## Problem
Write out each line exactly as given. Leave the pictures out of your copy.

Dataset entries
********

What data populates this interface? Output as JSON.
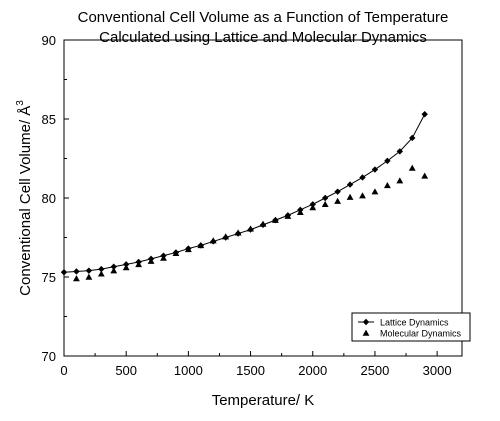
{
  "chart_data": {
    "type": "scatter",
    "title": "Conventional Cell Volume as a Function of Temperature",
    "subtitle": "Calculated using Lattice and Molecular Dynamics",
    "xlabel": "Temperature/ K",
    "ylabel": "Conventional Cell Volume/ Å",
    "ylabel_superscript": "3",
    "xlim": [
      0,
      3200
    ],
    "ylim": [
      70,
      90
    ],
    "x_ticks": [
      0,
      500,
      1000,
      1500,
      2000,
      2500,
      3000
    ],
    "y_ticks": [
      70,
      75,
      80,
      85,
      90
    ],
    "grid": false,
    "legend_position": "bottom-right",
    "series": [
      {
        "name": "Lattice Dynamics",
        "marker": "diamond",
        "line": true,
        "x": [
          0,
          100,
          200,
          300,
          400,
          500,
          600,
          700,
          800,
          900,
          1000,
          1100,
          1200,
          1300,
          1400,
          1500,
          1600,
          1700,
          1800,
          1900,
          2000,
          2100,
          2200,
          2300,
          2400,
          2500,
          2600,
          2700,
          2800,
          2900
        ],
        "y": [
          75.3,
          75.35,
          75.4,
          75.5,
          75.65,
          75.8,
          75.95,
          76.15,
          76.35,
          76.55,
          76.8,
          77.0,
          77.25,
          77.5,
          77.75,
          78.0,
          78.3,
          78.6,
          78.9,
          79.25,
          79.6,
          80.0,
          80.4,
          80.85,
          81.3,
          81.8,
          82.35,
          82.95,
          83.8,
          85.3
        ]
      },
      {
        "name": "Molecular Dynamics",
        "marker": "triangle",
        "line": false,
        "x": [
          100,
          200,
          300,
          400,
          500,
          600,
          700,
          800,
          900,
          1000,
          1100,
          1200,
          1300,
          1400,
          1500,
          1600,
          1700,
          1800,
          1900,
          2000,
          2100,
          2200,
          2300,
          2400,
          2500,
          2600,
          2700,
          2800,
          2900
        ],
        "y": [
          74.9,
          75.0,
          75.2,
          75.4,
          75.6,
          75.8,
          76.0,
          76.2,
          76.5,
          76.75,
          77.0,
          77.3,
          77.55,
          77.8,
          78.05,
          78.35,
          78.6,
          78.85,
          79.1,
          79.4,
          79.6,
          79.8,
          80.05,
          80.15,
          80.4,
          80.8,
          81.1,
          81.9,
          81.4
        ]
      }
    ]
  }
}
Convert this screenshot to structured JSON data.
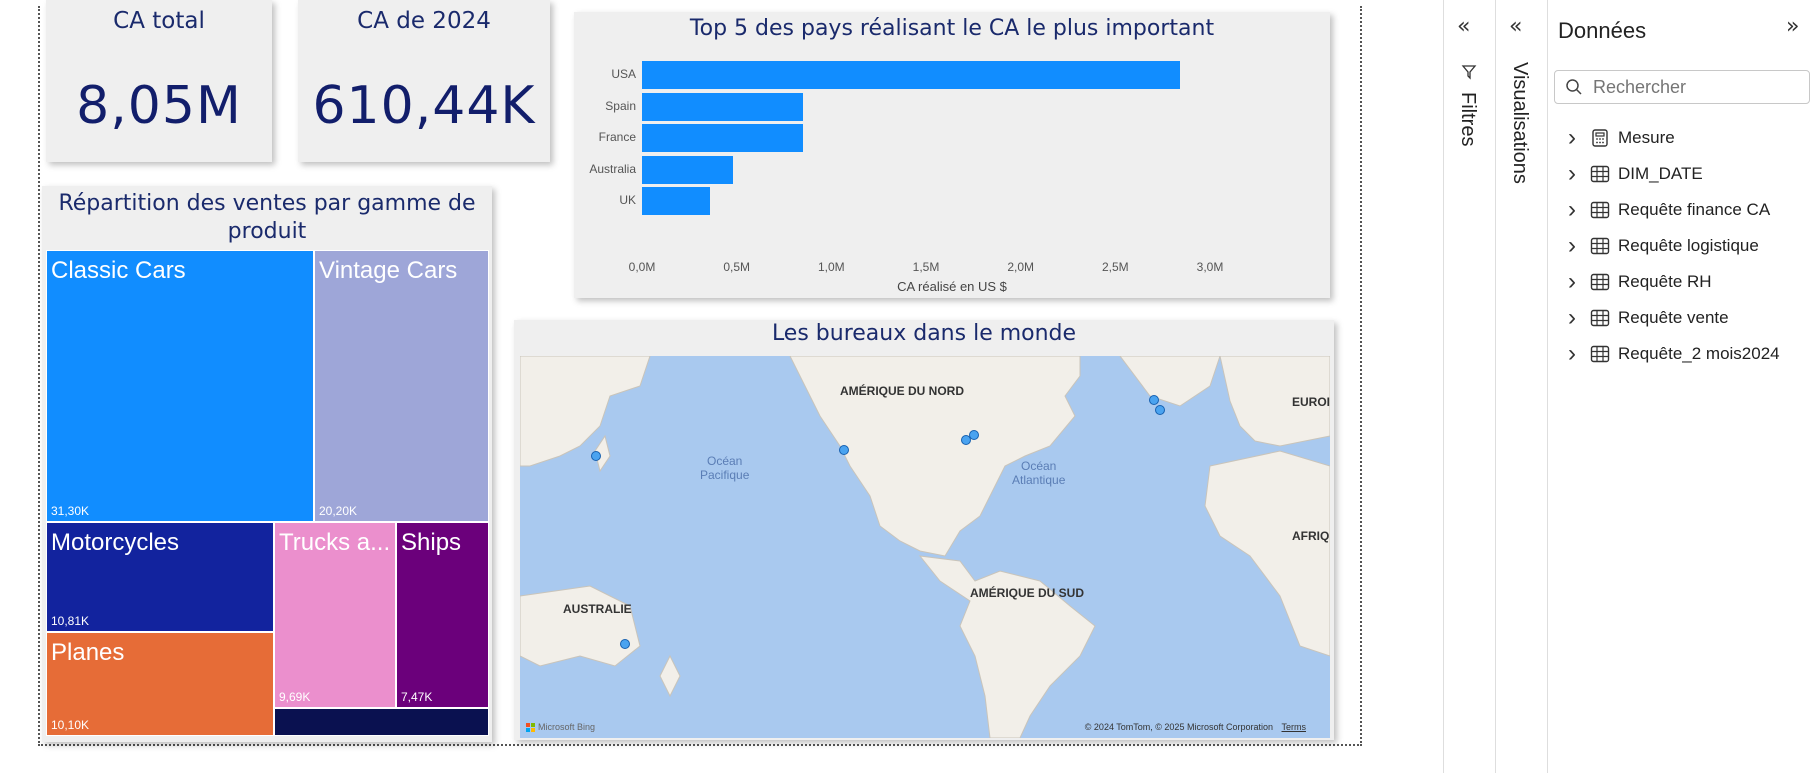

********

## Response below
What data populates this interface? Output as JSON.
{
  "chart_data": {
    "type": "scatter",
    "title": "Conventional Cell Volume as a Function of Temperature",
    "subtitle": "Calculated using Lattice and Molecular Dynamics",
    "xlabel": "Temperature/ K",
    "ylabel": "Conventional Cell Volume/ Å",
    "ylabel_superscript": "3",
    "xlim": [
      0,
      3200
    ],
    "ylim": [
      70,
      90
    ],
    "x_ticks": [
      0,
      500,
      1000,
      1500,
      2000,
      2500,
      3000
    ],
    "y_ticks": [
      70,
      75,
      80,
      85,
      90
    ],
    "grid": false,
    "legend_position": "bottom-right",
    "series": [
      {
        "name": "Lattice Dynamics",
        "marker": "diamond",
        "line": true,
        "x": [
          0,
          100,
          200,
          300,
          400,
          500,
          600,
          700,
          800,
          900,
          1000,
          1100,
          1200,
          1300,
          1400,
          1500,
          1600,
          1700,
          1800,
          1900,
          2000,
          2100,
          2200,
          2300,
          2400,
          2500,
          2600,
          2700,
          2800,
          2900
        ],
        "y": [
          75.3,
          75.35,
          75.4,
          75.5,
          75.65,
          75.8,
          75.95,
          76.15,
          76.35,
          76.55,
          76.8,
          77.0,
          77.25,
          77.5,
          77.75,
          78.0,
          78.3,
          78.6,
          78.9,
          79.25,
          79.6,
          80.0,
          80.4,
          80.85,
          81.3,
          81.8,
          82.35,
          82.95,
          83.8,
          85.3
        ]
      },
      {
        "name": "Molecular Dynamics",
        "marker": "triangle",
        "line": false,
        "x": [
          100,
          200,
          300,
          400,
          500,
          600,
          700,
          800,
          900,
          1000,
          1100,
          1200,
          1300,
          1400,
          1500,
          1600,
          1700,
          1800,
          1900,
          2000,
          2100,
          2200,
          2300,
          2400,
          2500,
          2600,
          2700,
          2800,
          2900
        ],
        "y": [
          74.9,
          75.0,
          75.2,
          75.4,
          75.6,
          75.8,
          76.0,
          76.2,
          76.5,
          76.75,
          77.0,
          77.3,
          77.55,
          77.8,
          78.05,
          78.35,
          78.6,
          78.85,
          79.1,
          79.4,
          79.6,
          79.8,
          80.05,
          80.15,
          80.4,
          80.8,
          81.1,
          81.9,
          81.4
        ]
      }
    ]
  }
}
Convert this screenshot to structured JSON data.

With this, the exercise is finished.